*EXERCISE BRIEF*.
Filter the records below and copy every line containing the word "milli".

□ □ □ □ □

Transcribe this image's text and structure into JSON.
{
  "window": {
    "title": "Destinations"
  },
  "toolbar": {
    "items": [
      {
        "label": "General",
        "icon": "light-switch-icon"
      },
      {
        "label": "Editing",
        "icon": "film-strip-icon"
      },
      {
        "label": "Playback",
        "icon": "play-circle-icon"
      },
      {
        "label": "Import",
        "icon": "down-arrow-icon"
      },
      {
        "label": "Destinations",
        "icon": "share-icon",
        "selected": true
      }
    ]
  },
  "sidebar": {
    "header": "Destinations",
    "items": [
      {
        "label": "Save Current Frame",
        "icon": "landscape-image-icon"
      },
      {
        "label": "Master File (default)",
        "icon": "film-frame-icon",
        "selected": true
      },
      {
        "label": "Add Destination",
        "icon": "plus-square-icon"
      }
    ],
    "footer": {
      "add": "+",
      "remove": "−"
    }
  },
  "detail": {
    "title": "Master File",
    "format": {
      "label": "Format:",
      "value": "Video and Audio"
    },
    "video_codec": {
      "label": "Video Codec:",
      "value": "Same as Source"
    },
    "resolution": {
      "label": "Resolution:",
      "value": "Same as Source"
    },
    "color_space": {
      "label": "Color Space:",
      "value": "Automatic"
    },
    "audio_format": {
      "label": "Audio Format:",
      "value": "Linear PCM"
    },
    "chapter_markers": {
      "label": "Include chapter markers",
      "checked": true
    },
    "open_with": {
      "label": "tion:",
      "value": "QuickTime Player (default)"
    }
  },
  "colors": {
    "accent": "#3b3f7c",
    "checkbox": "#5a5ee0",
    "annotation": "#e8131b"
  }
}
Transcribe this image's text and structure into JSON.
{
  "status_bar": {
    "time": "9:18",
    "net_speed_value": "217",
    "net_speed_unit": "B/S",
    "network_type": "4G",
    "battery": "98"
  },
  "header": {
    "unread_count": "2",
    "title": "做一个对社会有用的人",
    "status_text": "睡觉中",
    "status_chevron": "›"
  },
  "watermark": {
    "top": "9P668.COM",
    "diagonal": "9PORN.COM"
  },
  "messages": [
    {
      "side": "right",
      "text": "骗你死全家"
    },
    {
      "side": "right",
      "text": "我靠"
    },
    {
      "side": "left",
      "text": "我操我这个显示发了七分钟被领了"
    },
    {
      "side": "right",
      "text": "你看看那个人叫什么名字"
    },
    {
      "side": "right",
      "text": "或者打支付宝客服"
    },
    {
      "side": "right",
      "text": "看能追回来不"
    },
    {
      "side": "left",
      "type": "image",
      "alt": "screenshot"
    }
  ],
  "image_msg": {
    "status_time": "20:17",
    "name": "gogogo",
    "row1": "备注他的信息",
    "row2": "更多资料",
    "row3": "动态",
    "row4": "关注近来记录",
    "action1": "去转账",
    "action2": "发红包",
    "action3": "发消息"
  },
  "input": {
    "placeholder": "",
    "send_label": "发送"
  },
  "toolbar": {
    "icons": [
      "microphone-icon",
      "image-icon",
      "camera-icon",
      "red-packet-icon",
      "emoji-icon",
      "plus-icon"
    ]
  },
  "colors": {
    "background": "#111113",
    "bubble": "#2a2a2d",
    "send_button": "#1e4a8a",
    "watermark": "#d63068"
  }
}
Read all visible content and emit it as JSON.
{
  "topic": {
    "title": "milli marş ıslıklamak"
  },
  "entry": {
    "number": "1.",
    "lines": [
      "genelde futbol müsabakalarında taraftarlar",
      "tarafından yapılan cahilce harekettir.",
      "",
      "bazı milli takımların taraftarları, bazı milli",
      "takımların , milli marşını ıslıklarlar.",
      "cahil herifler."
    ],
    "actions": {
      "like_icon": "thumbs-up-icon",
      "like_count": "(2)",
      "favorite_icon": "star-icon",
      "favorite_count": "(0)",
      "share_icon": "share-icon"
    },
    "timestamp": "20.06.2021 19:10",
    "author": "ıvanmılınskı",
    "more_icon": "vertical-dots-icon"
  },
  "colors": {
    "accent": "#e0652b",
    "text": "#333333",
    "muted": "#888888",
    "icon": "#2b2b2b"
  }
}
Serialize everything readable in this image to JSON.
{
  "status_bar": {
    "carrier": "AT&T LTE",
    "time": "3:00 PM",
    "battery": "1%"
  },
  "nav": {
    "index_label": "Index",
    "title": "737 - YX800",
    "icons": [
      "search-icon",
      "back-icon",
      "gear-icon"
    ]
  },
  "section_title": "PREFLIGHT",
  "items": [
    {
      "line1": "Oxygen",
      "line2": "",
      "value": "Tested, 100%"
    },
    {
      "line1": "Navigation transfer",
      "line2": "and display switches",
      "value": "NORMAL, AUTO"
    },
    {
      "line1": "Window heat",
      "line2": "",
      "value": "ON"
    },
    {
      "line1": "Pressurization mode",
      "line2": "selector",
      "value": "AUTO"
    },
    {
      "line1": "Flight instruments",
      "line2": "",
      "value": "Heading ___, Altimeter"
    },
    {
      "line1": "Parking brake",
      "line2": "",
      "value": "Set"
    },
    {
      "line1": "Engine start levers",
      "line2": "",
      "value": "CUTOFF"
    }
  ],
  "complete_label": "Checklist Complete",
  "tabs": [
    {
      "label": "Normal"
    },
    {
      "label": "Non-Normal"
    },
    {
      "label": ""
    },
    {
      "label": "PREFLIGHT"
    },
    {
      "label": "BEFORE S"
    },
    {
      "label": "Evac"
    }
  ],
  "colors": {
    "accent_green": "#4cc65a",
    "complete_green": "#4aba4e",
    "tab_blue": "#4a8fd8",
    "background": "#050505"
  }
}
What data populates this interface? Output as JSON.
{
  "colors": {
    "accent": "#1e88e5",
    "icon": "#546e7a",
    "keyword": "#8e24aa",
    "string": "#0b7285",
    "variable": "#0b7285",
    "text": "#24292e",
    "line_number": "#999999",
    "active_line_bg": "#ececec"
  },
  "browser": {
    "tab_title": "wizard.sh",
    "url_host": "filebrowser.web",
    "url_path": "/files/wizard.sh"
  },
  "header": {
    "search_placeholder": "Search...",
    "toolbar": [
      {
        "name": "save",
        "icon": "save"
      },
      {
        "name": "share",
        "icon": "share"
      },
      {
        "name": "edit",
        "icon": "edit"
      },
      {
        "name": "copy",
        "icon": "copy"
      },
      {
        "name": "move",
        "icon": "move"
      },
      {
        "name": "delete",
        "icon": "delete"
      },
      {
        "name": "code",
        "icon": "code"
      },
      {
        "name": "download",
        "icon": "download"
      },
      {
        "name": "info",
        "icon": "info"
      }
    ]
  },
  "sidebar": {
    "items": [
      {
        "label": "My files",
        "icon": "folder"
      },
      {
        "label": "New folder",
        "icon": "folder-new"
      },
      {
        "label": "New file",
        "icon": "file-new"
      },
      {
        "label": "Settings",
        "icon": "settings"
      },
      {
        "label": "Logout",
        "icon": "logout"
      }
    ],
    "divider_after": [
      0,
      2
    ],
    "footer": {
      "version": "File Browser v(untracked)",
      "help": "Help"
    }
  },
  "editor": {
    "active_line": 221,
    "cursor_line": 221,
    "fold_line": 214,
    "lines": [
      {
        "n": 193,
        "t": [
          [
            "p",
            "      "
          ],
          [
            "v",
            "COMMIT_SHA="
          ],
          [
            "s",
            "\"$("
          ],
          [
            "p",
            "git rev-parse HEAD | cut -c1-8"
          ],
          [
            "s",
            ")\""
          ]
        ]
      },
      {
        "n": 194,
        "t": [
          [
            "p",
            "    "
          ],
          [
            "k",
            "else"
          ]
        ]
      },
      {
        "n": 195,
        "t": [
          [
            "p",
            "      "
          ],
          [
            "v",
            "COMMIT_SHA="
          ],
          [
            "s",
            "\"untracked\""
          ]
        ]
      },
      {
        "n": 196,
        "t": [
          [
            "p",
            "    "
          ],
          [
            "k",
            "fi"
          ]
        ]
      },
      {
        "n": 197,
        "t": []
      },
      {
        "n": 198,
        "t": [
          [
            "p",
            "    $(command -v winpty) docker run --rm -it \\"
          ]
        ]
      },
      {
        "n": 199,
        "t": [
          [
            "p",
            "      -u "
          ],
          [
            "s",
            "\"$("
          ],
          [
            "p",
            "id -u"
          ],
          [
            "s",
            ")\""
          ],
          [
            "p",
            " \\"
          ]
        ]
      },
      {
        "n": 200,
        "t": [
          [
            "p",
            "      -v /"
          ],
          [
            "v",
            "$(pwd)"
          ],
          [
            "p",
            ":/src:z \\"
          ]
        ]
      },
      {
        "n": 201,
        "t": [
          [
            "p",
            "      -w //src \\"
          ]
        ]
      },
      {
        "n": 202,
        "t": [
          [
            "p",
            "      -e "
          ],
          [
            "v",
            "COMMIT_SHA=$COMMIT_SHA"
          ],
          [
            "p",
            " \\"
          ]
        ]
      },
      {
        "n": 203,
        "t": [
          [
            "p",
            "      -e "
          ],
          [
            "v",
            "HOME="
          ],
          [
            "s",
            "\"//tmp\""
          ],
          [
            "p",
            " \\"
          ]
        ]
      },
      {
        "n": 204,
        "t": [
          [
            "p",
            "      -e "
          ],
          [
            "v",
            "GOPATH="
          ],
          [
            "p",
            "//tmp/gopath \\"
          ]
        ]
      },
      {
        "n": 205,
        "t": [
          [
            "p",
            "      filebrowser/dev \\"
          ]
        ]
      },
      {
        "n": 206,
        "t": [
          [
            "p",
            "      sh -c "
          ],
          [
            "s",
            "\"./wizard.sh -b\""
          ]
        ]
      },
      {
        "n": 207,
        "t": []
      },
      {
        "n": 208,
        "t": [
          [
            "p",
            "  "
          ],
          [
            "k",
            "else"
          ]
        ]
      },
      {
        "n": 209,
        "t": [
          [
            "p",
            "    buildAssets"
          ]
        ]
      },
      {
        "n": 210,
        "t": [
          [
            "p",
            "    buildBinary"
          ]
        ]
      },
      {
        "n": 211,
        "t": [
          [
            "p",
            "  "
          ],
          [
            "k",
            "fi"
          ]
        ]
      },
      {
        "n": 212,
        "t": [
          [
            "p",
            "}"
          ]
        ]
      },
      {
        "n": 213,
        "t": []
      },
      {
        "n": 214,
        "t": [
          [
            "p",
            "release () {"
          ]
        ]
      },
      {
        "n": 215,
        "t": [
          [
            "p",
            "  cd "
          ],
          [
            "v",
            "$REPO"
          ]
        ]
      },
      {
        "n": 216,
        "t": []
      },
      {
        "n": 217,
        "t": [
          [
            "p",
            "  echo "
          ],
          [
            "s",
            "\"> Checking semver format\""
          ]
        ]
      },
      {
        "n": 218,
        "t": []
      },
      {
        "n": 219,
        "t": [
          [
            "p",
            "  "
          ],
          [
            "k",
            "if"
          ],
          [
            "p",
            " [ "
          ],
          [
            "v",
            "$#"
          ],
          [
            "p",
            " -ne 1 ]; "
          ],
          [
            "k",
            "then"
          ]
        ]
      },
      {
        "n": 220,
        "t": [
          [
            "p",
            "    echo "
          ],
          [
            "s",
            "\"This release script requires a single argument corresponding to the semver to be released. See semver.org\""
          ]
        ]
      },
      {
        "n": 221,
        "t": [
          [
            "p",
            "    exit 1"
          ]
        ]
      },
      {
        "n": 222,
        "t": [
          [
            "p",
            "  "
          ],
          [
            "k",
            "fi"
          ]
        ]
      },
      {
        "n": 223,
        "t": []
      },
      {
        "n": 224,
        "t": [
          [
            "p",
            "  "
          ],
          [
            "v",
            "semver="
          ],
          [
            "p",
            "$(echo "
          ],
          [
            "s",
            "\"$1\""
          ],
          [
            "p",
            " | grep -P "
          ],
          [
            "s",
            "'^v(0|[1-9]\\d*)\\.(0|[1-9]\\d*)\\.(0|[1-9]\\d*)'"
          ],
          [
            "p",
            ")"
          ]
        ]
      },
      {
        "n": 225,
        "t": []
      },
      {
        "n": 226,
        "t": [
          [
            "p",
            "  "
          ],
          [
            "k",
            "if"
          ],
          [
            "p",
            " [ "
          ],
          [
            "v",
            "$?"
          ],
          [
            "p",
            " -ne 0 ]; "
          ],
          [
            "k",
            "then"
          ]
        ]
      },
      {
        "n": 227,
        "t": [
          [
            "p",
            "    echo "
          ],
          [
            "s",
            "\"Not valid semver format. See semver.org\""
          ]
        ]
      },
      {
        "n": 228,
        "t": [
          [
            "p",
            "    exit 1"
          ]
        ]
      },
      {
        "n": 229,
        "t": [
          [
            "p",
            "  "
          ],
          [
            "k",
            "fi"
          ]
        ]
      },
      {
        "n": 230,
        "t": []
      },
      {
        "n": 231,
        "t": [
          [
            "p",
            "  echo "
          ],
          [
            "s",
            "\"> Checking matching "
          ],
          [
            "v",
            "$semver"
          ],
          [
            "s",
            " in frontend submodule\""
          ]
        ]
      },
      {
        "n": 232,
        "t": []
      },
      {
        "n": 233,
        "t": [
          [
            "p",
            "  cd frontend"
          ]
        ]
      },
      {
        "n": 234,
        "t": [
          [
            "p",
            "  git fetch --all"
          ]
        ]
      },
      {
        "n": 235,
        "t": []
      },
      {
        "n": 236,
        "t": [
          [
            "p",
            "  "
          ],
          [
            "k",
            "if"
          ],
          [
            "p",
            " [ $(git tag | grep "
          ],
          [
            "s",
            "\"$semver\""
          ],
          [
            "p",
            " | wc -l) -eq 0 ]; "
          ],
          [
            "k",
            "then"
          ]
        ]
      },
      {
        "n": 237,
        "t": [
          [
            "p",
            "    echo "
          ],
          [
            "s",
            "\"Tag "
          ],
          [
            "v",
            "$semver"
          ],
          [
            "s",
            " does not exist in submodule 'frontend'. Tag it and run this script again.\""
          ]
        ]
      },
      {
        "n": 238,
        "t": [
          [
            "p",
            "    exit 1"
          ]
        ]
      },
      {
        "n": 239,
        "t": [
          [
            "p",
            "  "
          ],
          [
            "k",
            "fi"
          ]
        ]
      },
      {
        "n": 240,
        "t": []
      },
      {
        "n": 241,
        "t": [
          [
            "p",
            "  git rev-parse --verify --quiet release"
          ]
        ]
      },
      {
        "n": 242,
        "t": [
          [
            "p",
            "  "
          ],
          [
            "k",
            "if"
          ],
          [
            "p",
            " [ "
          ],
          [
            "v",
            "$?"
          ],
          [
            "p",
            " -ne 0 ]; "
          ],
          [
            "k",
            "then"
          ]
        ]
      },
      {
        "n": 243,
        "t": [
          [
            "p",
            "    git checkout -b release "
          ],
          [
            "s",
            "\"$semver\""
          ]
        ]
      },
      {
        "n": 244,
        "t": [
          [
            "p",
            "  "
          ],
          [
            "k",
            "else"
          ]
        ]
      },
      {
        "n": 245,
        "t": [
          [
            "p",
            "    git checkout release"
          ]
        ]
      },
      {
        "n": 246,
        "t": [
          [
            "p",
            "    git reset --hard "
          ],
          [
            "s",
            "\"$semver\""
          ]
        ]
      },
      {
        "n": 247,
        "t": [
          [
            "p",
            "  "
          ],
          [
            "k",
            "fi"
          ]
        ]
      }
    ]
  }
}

□ □ □ □ □

*ANSWER TO THE PROBLEM*.
    "title": "milli marş ıslıklamak"
      "bazı milli takımların taraftarları, bazı milli",
      "takımların , milli marşını ıslıklarlar.",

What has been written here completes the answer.